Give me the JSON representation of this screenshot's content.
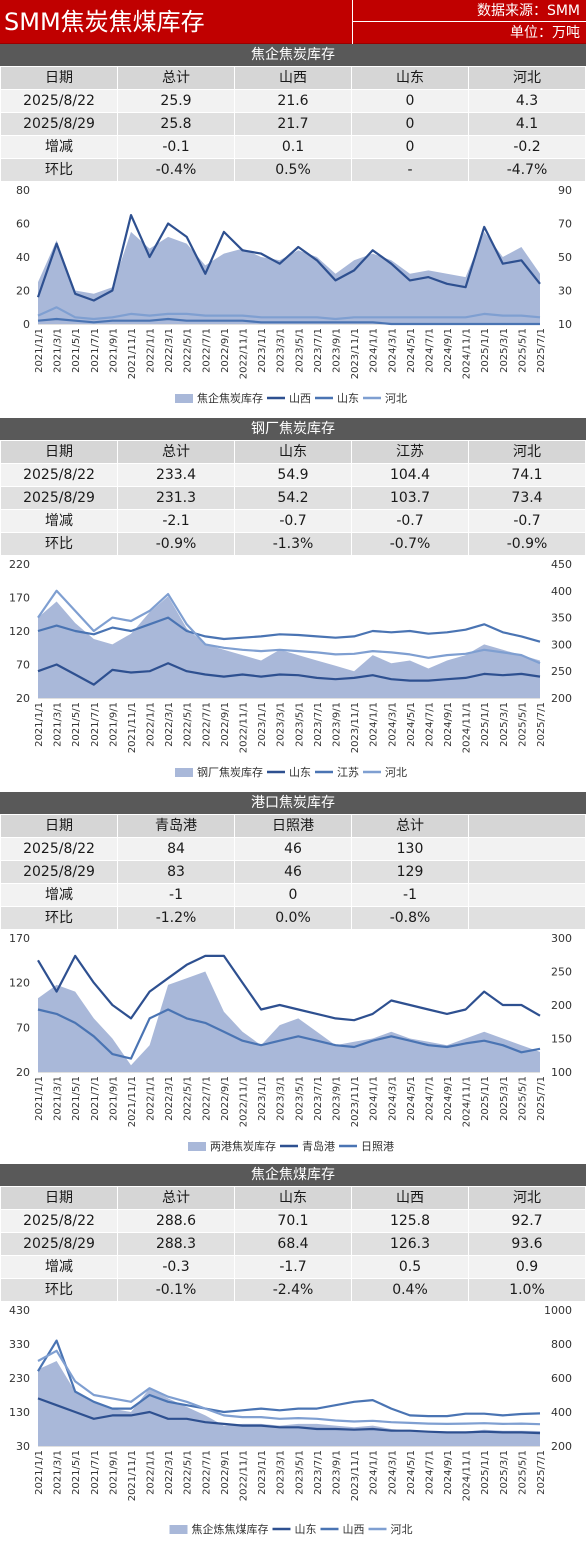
{
  "header": {
    "title": "SMM焦炭焦煤库存",
    "source": "数据来源：SMM",
    "unit": "单位：万吨"
  },
  "colors": {
    "red": "#c00000",
    "area": "#a9b8d9",
    "dark": "#2e5090",
    "mid": "#4a74b3",
    "light": "#7f9fd1"
  },
  "sections": [
    {
      "title": "焦企焦炭库存",
      "headers": [
        "日期",
        "总计",
        "山西",
        "山东",
        "河北"
      ],
      "rows": [
        [
          "2025/8/22",
          "25.9",
          "21.6",
          "0",
          "4.3"
        ],
        [
          "2025/8/29",
          "25.8",
          "21.7",
          "0",
          "4.1"
        ],
        [
          "增减",
          "-0.1",
          "0.1",
          "0",
          "-0.2"
        ],
        [
          "环比",
          "-0.4%",
          "0.5%",
          "-",
          "-4.7%"
        ]
      ]
    },
    {
      "title": "钢厂焦炭库存",
      "headers": [
        "日期",
        "总计",
        "山东",
        "江苏",
        "河北"
      ],
      "rows": [
        [
          "2025/8/22",
          "233.4",
          "54.9",
          "104.4",
          "74.1"
        ],
        [
          "2025/8/29",
          "231.3",
          "54.2",
          "103.7",
          "73.4"
        ],
        [
          "增减",
          "-2.1",
          "-0.7",
          "-0.7",
          "-0.7"
        ],
        [
          "环比",
          "-0.9%",
          "-1.3%",
          "-0.7%",
          "-0.9%"
        ]
      ]
    },
    {
      "title": "港口焦炭库存",
      "headers": [
        "日期",
        "青岛港",
        "日照港",
        "总计",
        ""
      ],
      "rows": [
        [
          "2025/8/22",
          "84",
          "46",
          "130",
          ""
        ],
        [
          "2025/8/29",
          "83",
          "46",
          "129",
          ""
        ],
        [
          "增减",
          "-1",
          "0",
          "-1",
          ""
        ],
        [
          "环比",
          "-1.2%",
          "0.0%",
          "-0.8%",
          ""
        ]
      ]
    },
    {
      "title": "焦企焦煤库存",
      "headers": [
        "日期",
        "总计",
        "山东",
        "山西",
        "河北"
      ],
      "rows": [
        [
          "2025/8/22",
          "288.6",
          "70.1",
          "125.8",
          "92.7"
        ],
        [
          "2025/8/29",
          "288.3",
          "68.4",
          "126.3",
          "93.6"
        ],
        [
          "增减",
          "-0.3",
          "-1.7",
          "0.5",
          "0.9"
        ],
        [
          "环比",
          "-0.1%",
          "-2.4%",
          "0.4%",
          "1.0%"
        ]
      ]
    }
  ],
  "chart_data": [
    {
      "type": "area",
      "x": [
        "2021/1/1",
        "2021/3/1",
        "2021/5/1",
        "2021/7/1",
        "2021/9/1",
        "2021/11/1",
        "2022/1/1",
        "2022/3/1",
        "2022/5/1",
        "2022/7/1",
        "2022/9/1",
        "2022/11/1",
        "2023/1/1",
        "2023/3/1",
        "2023/5/1",
        "2023/7/1",
        "2023/9/1",
        "2023/11/1",
        "2024/1/1",
        "2024/3/1",
        "2024/5/1",
        "2024/7/1",
        "2024/9/1",
        "2024/11/1",
        "2025/1/1",
        "2025/3/1",
        "2025/5/1",
        "2025/7/1"
      ],
      "y_left": {
        "ticks": [
          0,
          20,
          40,
          60,
          80
        ],
        "range": [
          0,
          80
        ]
      },
      "y_right": {
        "ticks": [
          10,
          30,
          50,
          70,
          90
        ],
        "range": [
          10,
          90
        ]
      },
      "series": [
        {
          "name": "焦企焦炭库存",
          "kind": "area",
          "axis": "left",
          "values": [
            25,
            50,
            20,
            18,
            22,
            55,
            45,
            52,
            48,
            35,
            42,
            45,
            40,
            38,
            44,
            40,
            30,
            38,
            42,
            38,
            30,
            32,
            30,
            28,
            55,
            40,
            46,
            30
          ]
        },
        {
          "name": "山西",
          "kind": "line",
          "axis": "left",
          "values": [
            16,
            48,
            18,
            14,
            20,
            65,
            40,
            60,
            52,
            30,
            55,
            44,
            42,
            36,
            46,
            38,
            26,
            32,
            44,
            36,
            26,
            28,
            24,
            22,
            58,
            36,
            38,
            24
          ]
        },
        {
          "name": "山东",
          "kind": "line",
          "axis": "left",
          "values": [
            2,
            3,
            2,
            1,
            2,
            2,
            2,
            3,
            2,
            2,
            2,
            2,
            1,
            1,
            1,
            1,
            1,
            1,
            1,
            0,
            0,
            0,
            0,
            0,
            0,
            0,
            0,
            0
          ]
        },
        {
          "name": "河北",
          "kind": "line",
          "axis": "left",
          "values": [
            5,
            10,
            4,
            3,
            4,
            6,
            5,
            6,
            6,
            5,
            5,
            5,
            4,
            4,
            4,
            4,
            3,
            4,
            4,
            4,
            4,
            4,
            4,
            4,
            6,
            5,
            5,
            4
          ]
        }
      ]
    },
    {
      "type": "area",
      "x": [
        "2021/1/1",
        "2021/3/1",
        "2021/5/1",
        "2021/7/1",
        "2021/9/1",
        "2021/11/1",
        "2022/1/1",
        "2022/3/1",
        "2022/5/1",
        "2022/7/1",
        "2022/9/1",
        "2022/11/1",
        "2023/1/1",
        "2023/3/1",
        "2023/5/1",
        "2023/7/1",
        "2023/9/1",
        "2023/11/1",
        "2024/1/1",
        "2024/3/1",
        "2024/5/1",
        "2024/7/1",
        "2024/9/1",
        "2024/11/1",
        "2025/1/1",
        "2025/3/1",
        "2025/5/1",
        "2025/7/1"
      ],
      "y_left": {
        "ticks": [
          20,
          70,
          120,
          170,
          220
        ],
        "range": [
          20,
          220
        ]
      },
      "y_right": {
        "ticks": [
          200,
          250,
          300,
          350,
          400,
          450
        ],
        "range": [
          200,
          450
        ]
      },
      "series": [
        {
          "name": "钢厂焦炭库存",
          "kind": "area",
          "axis": "right",
          "values": [
            350,
            380,
            340,
            310,
            300,
            320,
            360,
            390,
            330,
            300,
            290,
            280,
            270,
            290,
            280,
            270,
            260,
            250,
            280,
            265,
            270,
            255,
            270,
            280,
            300,
            290,
            280,
            270
          ]
        },
        {
          "name": "山东",
          "kind": "line",
          "axis": "left",
          "values": [
            60,
            70,
            55,
            40,
            62,
            58,
            60,
            72,
            60,
            55,
            52,
            55,
            52,
            55,
            54,
            50,
            48,
            50,
            54,
            48,
            46,
            46,
            48,
            50,
            56,
            54,
            56,
            52
          ]
        },
        {
          "name": "江苏",
          "kind": "line",
          "axis": "left",
          "values": [
            120,
            128,
            120,
            115,
            125,
            120,
            130,
            140,
            120,
            112,
            108,
            110,
            112,
            115,
            114,
            112,
            110,
            112,
            120,
            118,
            120,
            116,
            118,
            122,
            130,
            118,
            112,
            104
          ]
        },
        {
          "name": "河北",
          "kind": "line",
          "axis": "left",
          "values": [
            140,
            180,
            150,
            120,
            140,
            135,
            150,
            175,
            130,
            100,
            95,
            92,
            90,
            92,
            90,
            88,
            85,
            86,
            90,
            88,
            85,
            80,
            84,
            86,
            92,
            88,
            84,
            72
          ]
        }
      ]
    },
    {
      "type": "area",
      "x": [
        "2021/1/1",
        "2021/3/1",
        "2021/5/1",
        "2021/7/1",
        "2021/9/1",
        "2021/11/1",
        "2022/1/1",
        "2022/3/1",
        "2022/5/1",
        "2022/7/1",
        "2022/9/1",
        "2022/11/1",
        "2023/1/1",
        "2023/3/1",
        "2023/5/1",
        "2023/7/1",
        "2023/9/1",
        "2023/11/1",
        "2024/1/1",
        "2024/3/1",
        "2024/5/1",
        "2024/7/1",
        "2024/9/1",
        "2024/11/1",
        "2025/1/1",
        "2025/3/1",
        "2025/5/1",
        "2025/7/1"
      ],
      "y_left": {
        "ticks": [
          20,
          70,
          120,
          170
        ],
        "range": [
          20,
          170
        ]
      },
      "y_right": {
        "ticks": [
          100,
          150,
          200,
          250,
          300
        ],
        "range": [
          100,
          300
        ]
      },
      "series": [
        {
          "name": "两港焦炭库存",
          "kind": "area",
          "axis": "right",
          "values": [
            210,
            230,
            220,
            180,
            150,
            110,
            140,
            230,
            240,
            250,
            190,
            160,
            140,
            170,
            180,
            160,
            140,
            145,
            150,
            160,
            150,
            145,
            140,
            150,
            160,
            150,
            140,
            130
          ]
        },
        {
          "name": "青岛港",
          "kind": "line",
          "axis": "left",
          "values": [
            145,
            110,
            150,
            120,
            95,
            80,
            110,
            125,
            140,
            150,
            150,
            120,
            90,
            95,
            90,
            85,
            80,
            78,
            85,
            100,
            95,
            90,
            85,
            90,
            110,
            95,
            95,
            83
          ]
        },
        {
          "name": "日照港",
          "kind": "line",
          "axis": "left",
          "values": [
            90,
            85,
            75,
            60,
            40,
            35,
            80,
            90,
            80,
            75,
            65,
            55,
            50,
            55,
            60,
            55,
            50,
            48,
            55,
            60,
            55,
            50,
            48,
            52,
            55,
            50,
            42,
            46
          ]
        }
      ]
    },
    {
      "type": "area",
      "x": [
        "2021/1/1",
        "2021/3/1",
        "2021/5/1",
        "2021/7/1",
        "2021/9/1",
        "2021/11/1",
        "2022/1/1",
        "2022/3/1",
        "2022/5/1",
        "2022/7/1",
        "2022/9/1",
        "2022/11/1",
        "2023/1/1",
        "2023/3/1",
        "2023/5/1",
        "2023/7/1",
        "2023/9/1",
        "2023/11/1",
        "2024/1/1",
        "2024/3/1",
        "2024/5/1",
        "2024/7/1",
        "2024/9/1",
        "2024/11/1",
        "2025/1/1",
        "2025/3/1",
        "2025/5/1",
        "2025/7/1"
      ],
      "y_left": {
        "ticks": [
          30,
          130,
          230,
          330,
          430
        ],
        "range": [
          30,
          430
        ]
      },
      "y_right": {
        "ticks": [
          200,
          400,
          600,
          800,
          1000
        ],
        "range": [
          200,
          1000
        ]
      },
      "series": [
        {
          "name": "焦企炼焦煤库存",
          "kind": "area",
          "axis": "right",
          "values": [
            650,
            700,
            520,
            460,
            420,
            400,
            540,
            480,
            430,
            380,
            320,
            330,
            330,
            320,
            330,
            330,
            320,
            310,
            320,
            300,
            290,
            285,
            280,
            285,
            295,
            290,
            290,
            288
          ]
        },
        {
          "name": "山东",
          "kind": "line",
          "axis": "left",
          "values": [
            170,
            150,
            130,
            110,
            120,
            120,
            130,
            110,
            110,
            100,
            95,
            90,
            90,
            85,
            85,
            80,
            80,
            78,
            80,
            75,
            75,
            72,
            70,
            70,
            72,
            70,
            70,
            68
          ]
        },
        {
          "name": "山西",
          "kind": "line",
          "axis": "left",
          "values": [
            250,
            340,
            190,
            160,
            140,
            140,
            180,
            160,
            150,
            140,
            130,
            135,
            140,
            135,
            140,
            140,
            150,
            160,
            165,
            140,
            120,
            118,
            118,
            125,
            125,
            120,
            124,
            126
          ]
        },
        {
          "name": "河北",
          "kind": "line",
          "axis": "left",
          "values": [
            280,
            310,
            220,
            180,
            170,
            160,
            200,
            175,
            160,
            140,
            120,
            115,
            115,
            110,
            112,
            110,
            105,
            102,
            104,
            100,
            98,
            96,
            95,
            96,
            97,
            95,
            96,
            94
          ]
        }
      ]
    }
  ]
}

====

▶ [DESCRIPTION OF THE TASK]:
Go through the entries above and pull out each line with "title" in it.

▶ [RESPONSE]:
    "title": "SMM焦炭焦煤库存",
      "title": "焦企焦炭库存",
      "title": "钢厂焦炭库存",
      "title": "港口焦炭库存",
      "title": "焦企焦煤库存",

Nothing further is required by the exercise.